● GIVEN PROBLEM: Wherever the word "adapted" appears in the entries, copy the whole line.

(Dataset records)
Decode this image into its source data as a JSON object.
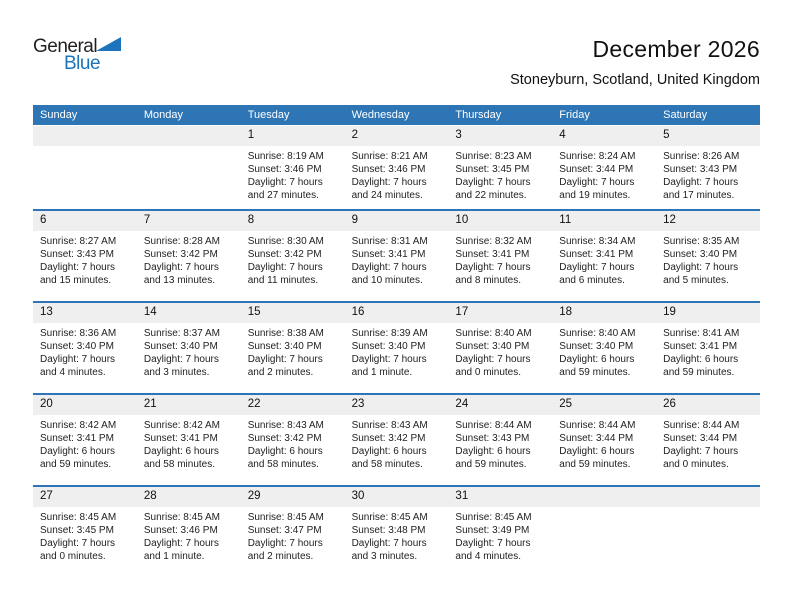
{
  "logo": {
    "text_general": "General",
    "text_blue": "Blue"
  },
  "header": {
    "title": "December 2026",
    "subtitle": "Stoneyburn, Scotland, United Kingdom"
  },
  "colors": {
    "header_bg": "#2E75B5",
    "week_divider": "#2E75B5",
    "day_band_bg": "#EFEFEF",
    "logo_blue": "#1C75BC"
  },
  "calendar": {
    "weekdays": [
      "Sunday",
      "Monday",
      "Tuesday",
      "Wednesday",
      "Thursday",
      "Friday",
      "Saturday"
    ],
    "weeks": [
      [
        null,
        null,
        {
          "day": "1",
          "sunrise": "Sunrise: 8:19 AM",
          "sunset": "Sunset: 3:46 PM",
          "daylight": "Daylight: 7 hours and 27 minutes."
        },
        {
          "day": "2",
          "sunrise": "Sunrise: 8:21 AM",
          "sunset": "Sunset: 3:46 PM",
          "daylight": "Daylight: 7 hours and 24 minutes."
        },
        {
          "day": "3",
          "sunrise": "Sunrise: 8:23 AM",
          "sunset": "Sunset: 3:45 PM",
          "daylight": "Daylight: 7 hours and 22 minutes."
        },
        {
          "day": "4",
          "sunrise": "Sunrise: 8:24 AM",
          "sunset": "Sunset: 3:44 PM",
          "daylight": "Daylight: 7 hours and 19 minutes."
        },
        {
          "day": "5",
          "sunrise": "Sunrise: 8:26 AM",
          "sunset": "Sunset: 3:43 PM",
          "daylight": "Daylight: 7 hours and 17 minutes."
        }
      ],
      [
        {
          "day": "6",
          "sunrise": "Sunrise: 8:27 AM",
          "sunset": "Sunset: 3:43 PM",
          "daylight": "Daylight: 7 hours and 15 minutes."
        },
        {
          "day": "7",
          "sunrise": "Sunrise: 8:28 AM",
          "sunset": "Sunset: 3:42 PM",
          "daylight": "Daylight: 7 hours and 13 minutes."
        },
        {
          "day": "8",
          "sunrise": "Sunrise: 8:30 AM",
          "sunset": "Sunset: 3:42 PM",
          "daylight": "Daylight: 7 hours and 11 minutes."
        },
        {
          "day": "9",
          "sunrise": "Sunrise: 8:31 AM",
          "sunset": "Sunset: 3:41 PM",
          "daylight": "Daylight: 7 hours and 10 minutes."
        },
        {
          "day": "10",
          "sunrise": "Sunrise: 8:32 AM",
          "sunset": "Sunset: 3:41 PM",
          "daylight": "Daylight: 7 hours and 8 minutes."
        },
        {
          "day": "11",
          "sunrise": "Sunrise: 8:34 AM",
          "sunset": "Sunset: 3:41 PM",
          "daylight": "Daylight: 7 hours and 6 minutes."
        },
        {
          "day": "12",
          "sunrise": "Sunrise: 8:35 AM",
          "sunset": "Sunset: 3:40 PM",
          "daylight": "Daylight: 7 hours and 5 minutes."
        }
      ],
      [
        {
          "day": "13",
          "sunrise": "Sunrise: 8:36 AM",
          "sunset": "Sunset: 3:40 PM",
          "daylight": "Daylight: 7 hours and 4 minutes."
        },
        {
          "day": "14",
          "sunrise": "Sunrise: 8:37 AM",
          "sunset": "Sunset: 3:40 PM",
          "daylight": "Daylight: 7 hours and 3 minutes."
        },
        {
          "day": "15",
          "sunrise": "Sunrise: 8:38 AM",
          "sunset": "Sunset: 3:40 PM",
          "daylight": "Daylight: 7 hours and 2 minutes."
        },
        {
          "day": "16",
          "sunrise": "Sunrise: 8:39 AM",
          "sunset": "Sunset: 3:40 PM",
          "daylight": "Daylight: 7 hours and 1 minute."
        },
        {
          "day": "17",
          "sunrise": "Sunrise: 8:40 AM",
          "sunset": "Sunset: 3:40 PM",
          "daylight": "Daylight: 7 hours and 0 minutes."
        },
        {
          "day": "18",
          "sunrise": "Sunrise: 8:40 AM",
          "sunset": "Sunset: 3:40 PM",
          "daylight": "Daylight: 6 hours and 59 minutes."
        },
        {
          "day": "19",
          "sunrise": "Sunrise: 8:41 AM",
          "sunset": "Sunset: 3:41 PM",
          "daylight": "Daylight: 6 hours and 59 minutes."
        }
      ],
      [
        {
          "day": "20",
          "sunrise": "Sunrise: 8:42 AM",
          "sunset": "Sunset: 3:41 PM",
          "daylight": "Daylight: 6 hours and 59 minutes."
        },
        {
          "day": "21",
          "sunrise": "Sunrise: 8:42 AM",
          "sunset": "Sunset: 3:41 PM",
          "daylight": "Daylight: 6 hours and 58 minutes."
        },
        {
          "day": "22",
          "sunrise": "Sunrise: 8:43 AM",
          "sunset": "Sunset: 3:42 PM",
          "daylight": "Daylight: 6 hours and 58 minutes."
        },
        {
          "day": "23",
          "sunrise": "Sunrise: 8:43 AM",
          "sunset": "Sunset: 3:42 PM",
          "daylight": "Daylight: 6 hours and 58 minutes."
        },
        {
          "day": "24",
          "sunrise": "Sunrise: 8:44 AM",
          "sunset": "Sunset: 3:43 PM",
          "daylight": "Daylight: 6 hours and 59 minutes."
        },
        {
          "day": "25",
          "sunrise": "Sunrise: 8:44 AM",
          "sunset": "Sunset: 3:44 PM",
          "daylight": "Daylight: 6 hours and 59 minutes."
        },
        {
          "day": "26",
          "sunrise": "Sunrise: 8:44 AM",
          "sunset": "Sunset: 3:44 PM",
          "daylight": "Daylight: 7 hours and 0 minutes."
        }
      ],
      [
        {
          "day": "27",
          "sunrise": "Sunrise: 8:45 AM",
          "sunset": "Sunset: 3:45 PM",
          "daylight": "Daylight: 7 hours and 0 minutes."
        },
        {
          "day": "28",
          "sunrise": "Sunrise: 8:45 AM",
          "sunset": "Sunset: 3:46 PM",
          "daylight": "Daylight: 7 hours and 1 minute."
        },
        {
          "day": "29",
          "sunrise": "Sunrise: 8:45 AM",
          "sunset": "Sunset: 3:47 PM",
          "daylight": "Daylight: 7 hours and 2 minutes."
        },
        {
          "day": "30",
          "sunrise": "Sunrise: 8:45 AM",
          "sunset": "Sunset: 3:48 PM",
          "daylight": "Daylight: 7 hours and 3 minutes."
        },
        {
          "day": "31",
          "sunrise": "Sunrise: 8:45 AM",
          "sunset": "Sunset: 3:49 PM",
          "daylight": "Daylight: 7 hours and 4 minutes."
        },
        null,
        null
      ]
    ]
  }
}
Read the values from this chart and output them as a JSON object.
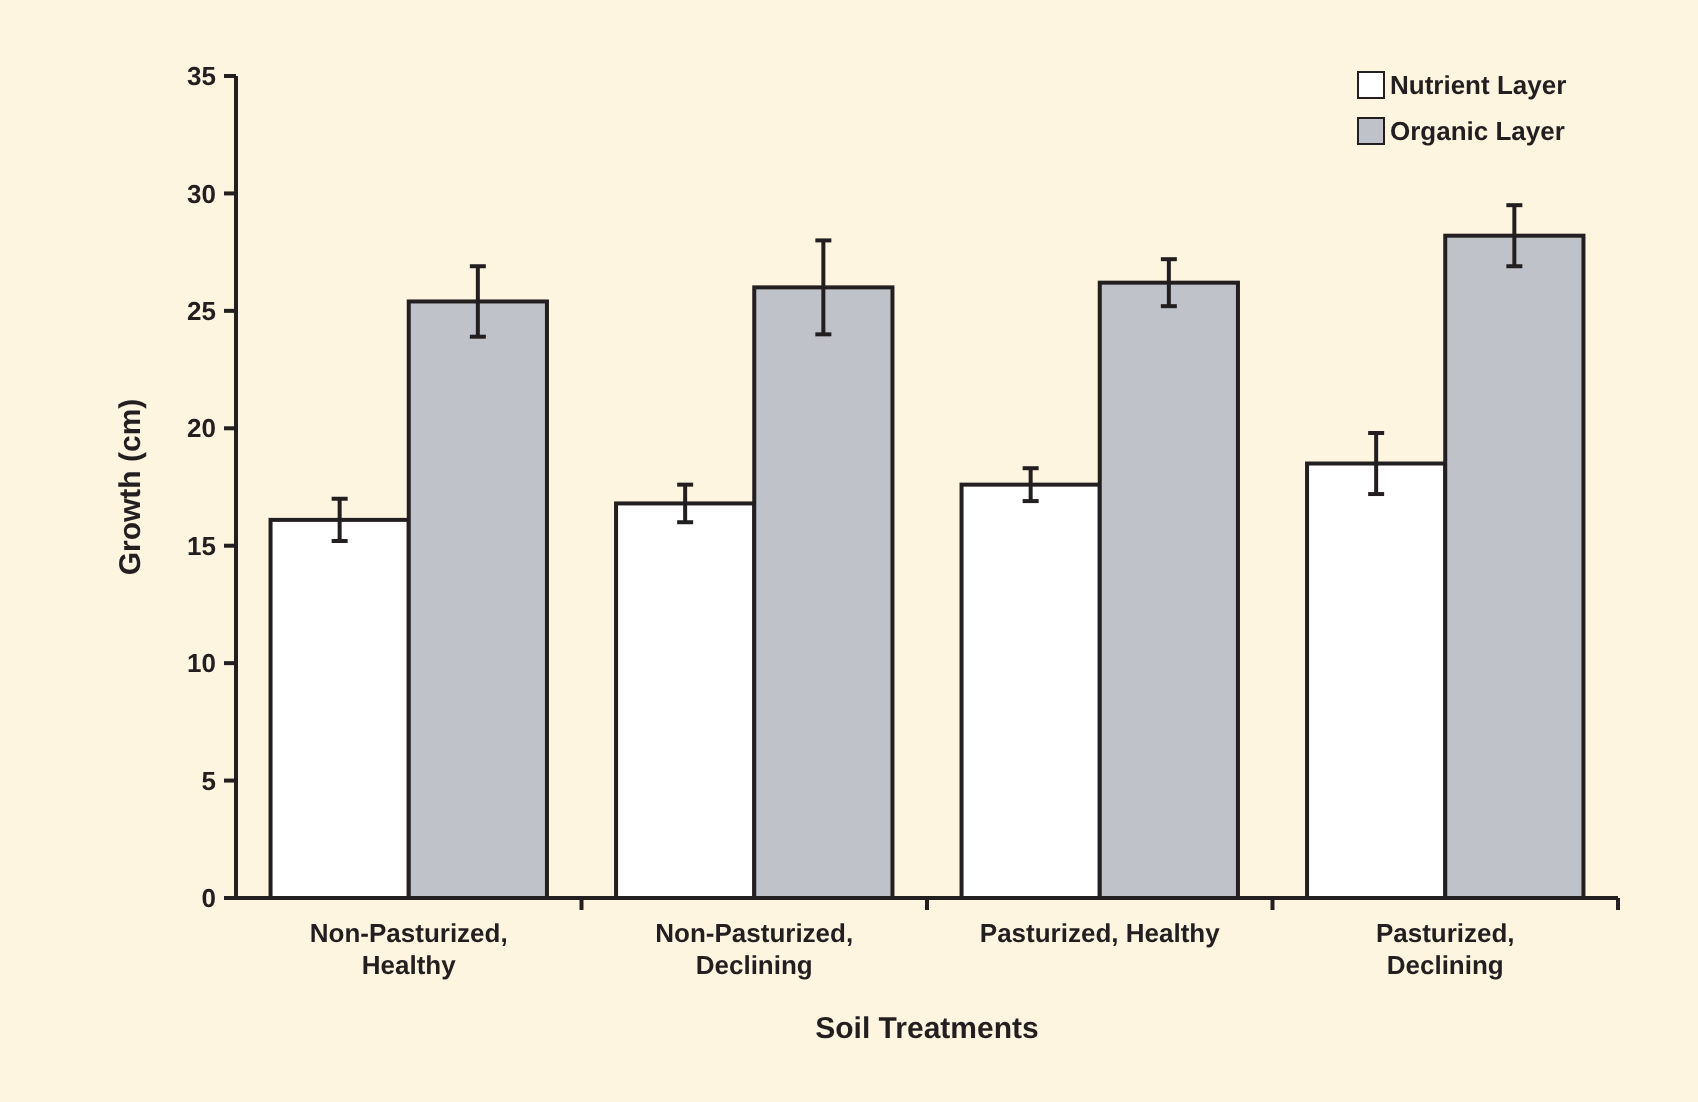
{
  "chart_data": {
    "type": "bar",
    "xlabel": "Soil Treatments",
    "ylabel": "Growth (cm)",
    "categories": [
      "Non-Pasturized, Healthy",
      "Non-Pasturized, Declining",
      "Pasturized, Healthy",
      "Pasturized, Declining"
    ],
    "series": [
      {
        "name": "Nutrient Layer",
        "color": "#ffffff",
        "values": [
          16.1,
          16.8,
          17.6,
          18.5
        ],
        "errors": [
          0.9,
          0.8,
          0.7,
          1.3
        ]
      },
      {
        "name": "Organic Layer",
        "color": "#c0c2c9",
        "values": [
          25.4,
          26.0,
          26.2,
          28.2
        ],
        "errors": [
          1.5,
          2.0,
          1.0,
          1.3
        ]
      }
    ],
    "ylim": [
      0,
      35
    ],
    "yticks": [
      0,
      5,
      10,
      15,
      20,
      25,
      30,
      35
    ],
    "grid": false,
    "legend": "top right"
  }
}
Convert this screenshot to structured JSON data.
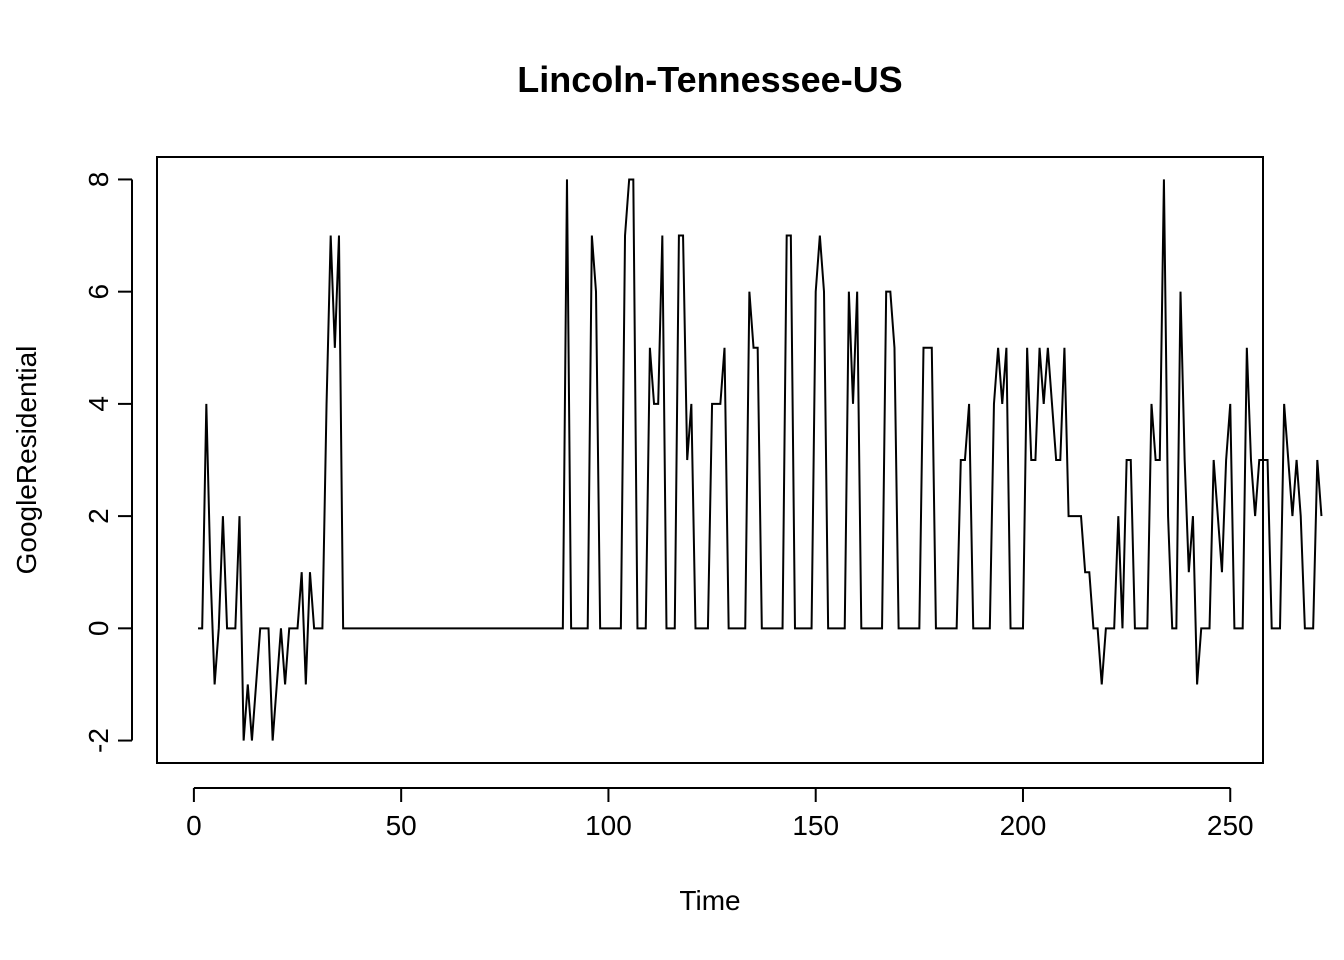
{
  "chart_data": {
    "type": "line",
    "title": "Lincoln-Tennessee-US",
    "xlabel": "Time",
    "ylabel": "GoogleResidential",
    "xlim": [
      -8.9,
      257.9
    ],
    "ylim": [
      -2.4,
      8.4
    ],
    "xticks": [
      0,
      50,
      100,
      150,
      200,
      250
    ],
    "yticks": [
      -2,
      0,
      2,
      4,
      6,
      8
    ],
    "x_start": 1,
    "series": [
      {
        "values": [
          0,
          0,
          4,
          1,
          -1,
          0,
          2,
          0,
          0,
          0,
          2,
          -2,
          -1,
          -2,
          -1,
          0,
          0,
          0,
          -2,
          -1,
          0,
          -1,
          0,
          0,
          0,
          1,
          -1,
          1,
          0,
          0,
          0,
          4,
          7,
          5,
          7,
          0,
          0,
          0,
          0,
          0,
          0,
          0,
          0,
          0,
          0,
          0,
          0,
          0,
          0,
          0,
          0,
          0,
          0,
          0,
          0,
          0,
          0,
          0,
          0,
          0,
          0,
          0,
          0,
          0,
          0,
          0,
          0,
          0,
          0,
          0,
          0,
          0,
          0,
          0,
          0,
          0,
          0,
          0,
          0,
          0,
          0,
          0,
          0,
          0,
          0,
          0,
          0,
          0,
          0,
          8,
          0,
          0,
          0,
          0,
          0,
          7,
          6,
          0,
          0,
          0,
          0,
          0,
          0,
          7,
          8,
          8,
          0,
          0,
          0,
          5,
          4,
          4,
          7,
          0,
          0,
          0,
          7,
          7,
          3,
          4,
          0,
          0,
          0,
          0,
          4,
          4,
          4,
          5,
          0,
          0,
          0,
          0,
          0,
          6,
          5,
          5,
          0,
          0,
          0,
          0,
          0,
          0,
          7,
          7,
          0,
          0,
          0,
          0,
          0,
          6,
          7,
          6,
          0,
          0,
          0,
          0,
          0,
          6,
          4,
          6,
          0,
          0,
          0,
          0,
          0,
          0,
          6,
          6,
          5,
          0,
          0,
          0,
          0,
          0,
          0,
          5,
          5,
          5,
          0,
          0,
          0,
          0,
          0,
          0,
          3,
          3,
          4,
          0,
          0,
          0,
          0,
          0,
          4,
          5,
          4,
          5,
          0,
          0,
          0,
          0,
          5,
          3,
          3,
          5,
          4,
          5,
          4,
          3,
          3,
          5,
          2,
          2,
          2,
          2,
          1,
          1,
          0,
          0,
          -1,
          0,
          0,
          0,
          2,
          0,
          3,
          3,
          0,
          0,
          0,
          0,
          4,
          3,
          3,
          8,
          2,
          0,
          0,
          6,
          3,
          1,
          2,
          -1,
          0,
          0,
          0,
          3,
          2,
          1,
          3,
          4,
          0,
          0,
          0,
          5,
          3,
          2,
          3,
          3,
          3,
          0,
          0,
          0,
          4,
          3,
          2,
          3,
          2,
          0,
          0,
          0,
          3,
          2
        ]
      }
    ]
  }
}
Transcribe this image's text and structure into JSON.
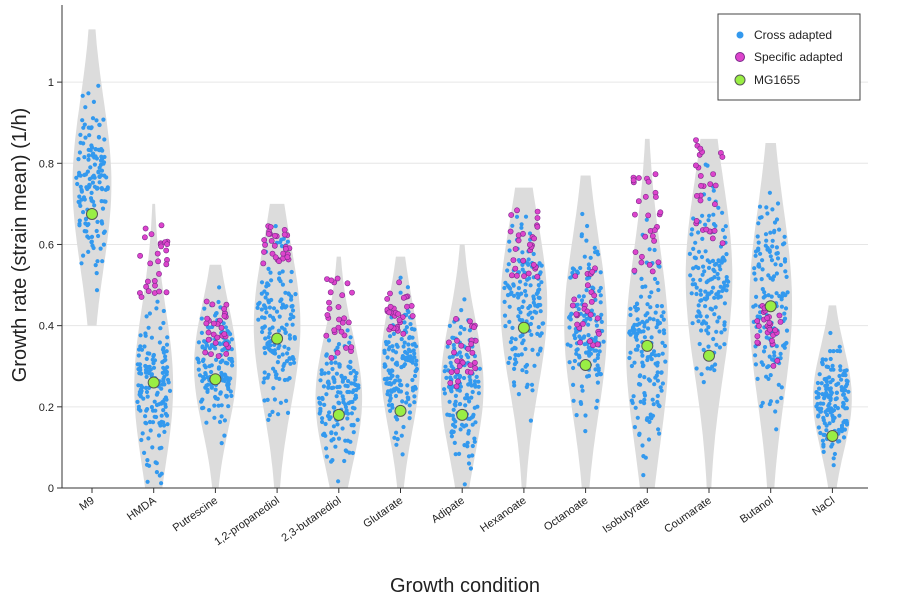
{
  "chart_data": {
    "type": "scatter",
    "subtype": "violin-strip",
    "xlabel": "Growth condition",
    "ylabel": "Growth rate (strain mean) (1/h)",
    "ylim": [
      0,
      1.19
    ],
    "yticks": [
      0,
      0.2,
      0.4,
      0.6,
      0.8,
      1
    ],
    "grid": true,
    "legend_position": "top-right",
    "categories": [
      "M9",
      "HMDA",
      "Putrescine",
      "1,2-propanediol",
      "2,3-butanediol",
      "Glutarate",
      "Adipate",
      "Hexanoate",
      "Octanoate",
      "Isobutyrate",
      "Coumarate",
      "Butanol",
      "NaCl"
    ],
    "series": [
      {
        "name": "Cross adapted",
        "color": "#3399ee",
        "marker": "circle-small"
      },
      {
        "name": "Specific adapted",
        "color": "#dd44cc",
        "edge": "#7a2a8a",
        "marker": "circle-small"
      },
      {
        "name": "MG1655",
        "color": "#99ee44",
        "edge": "#555555",
        "marker": "circle-large"
      }
    ],
    "violins": [
      {
        "category": "M9",
        "min": 0.4,
        "max": 1.13,
        "center": 0.75,
        "width": 0.5
      },
      {
        "category": "HMDA",
        "min": 0.0,
        "max": 0.7,
        "center": 0.25,
        "width": 0.5
      },
      {
        "category": "Putrescine",
        "min": 0.0,
        "max": 0.55,
        "center": 0.3,
        "width": 0.55
      },
      {
        "category": "1,2-propanediol",
        "min": 0.0,
        "max": 0.7,
        "center": 0.4,
        "width": 0.6
      },
      {
        "category": "2,3-butanediol",
        "min": 0.0,
        "max": 0.57,
        "center": 0.22,
        "width": 0.6
      },
      {
        "category": "Glutarate",
        "min": 0.0,
        "max": 0.57,
        "center": 0.3,
        "width": 0.5
      },
      {
        "category": "Adipate",
        "min": 0.0,
        "max": 0.6,
        "center": 0.25,
        "width": 0.55
      },
      {
        "category": "Hexanoate",
        "min": 0.0,
        "max": 0.74,
        "center": 0.45,
        "width": 0.6
      },
      {
        "category": "Octanoate",
        "min": 0.0,
        "max": 0.77,
        "center": 0.4,
        "width": 0.55
      },
      {
        "category": "Isobutyrate",
        "min": 0.0,
        "max": 0.86,
        "center": 0.35,
        "width": 0.55
      },
      {
        "category": "Coumarate",
        "min": 0.0,
        "max": 0.86,
        "center": 0.52,
        "width": 0.6
      },
      {
        "category": "Butanol",
        "min": 0.0,
        "max": 0.85,
        "center": 0.45,
        "width": 0.55
      },
      {
        "category": "NaCl",
        "min": 0.0,
        "max": 0.45,
        "center": 0.22,
        "width": 0.5
      }
    ],
    "mg1655_values": [
      0.675,
      0.26,
      0.268,
      0.368,
      0.18,
      0.19,
      0.18,
      0.395,
      0.303,
      0.35,
      0.326,
      0.448,
      0.128
    ],
    "specific_ranges": [
      null,
      [
        0.47,
        0.65
      ],
      [
        0.32,
        0.46
      ],
      [
        0.55,
        0.65
      ],
      [
        0.32,
        0.52
      ],
      [
        0.38,
        0.52
      ],
      [
        0.25,
        0.42
      ],
      [
        0.52,
        0.69
      ],
      [
        0.35,
        0.55
      ],
      [
        0.52,
        0.81
      ],
      [
        0.6,
        0.86
      ],
      [
        0.28,
        0.45
      ],
      null
    ]
  }
}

● SOLVED EXERCISE:
        "name": "Cross adapted",
        "name": "Specific adapted",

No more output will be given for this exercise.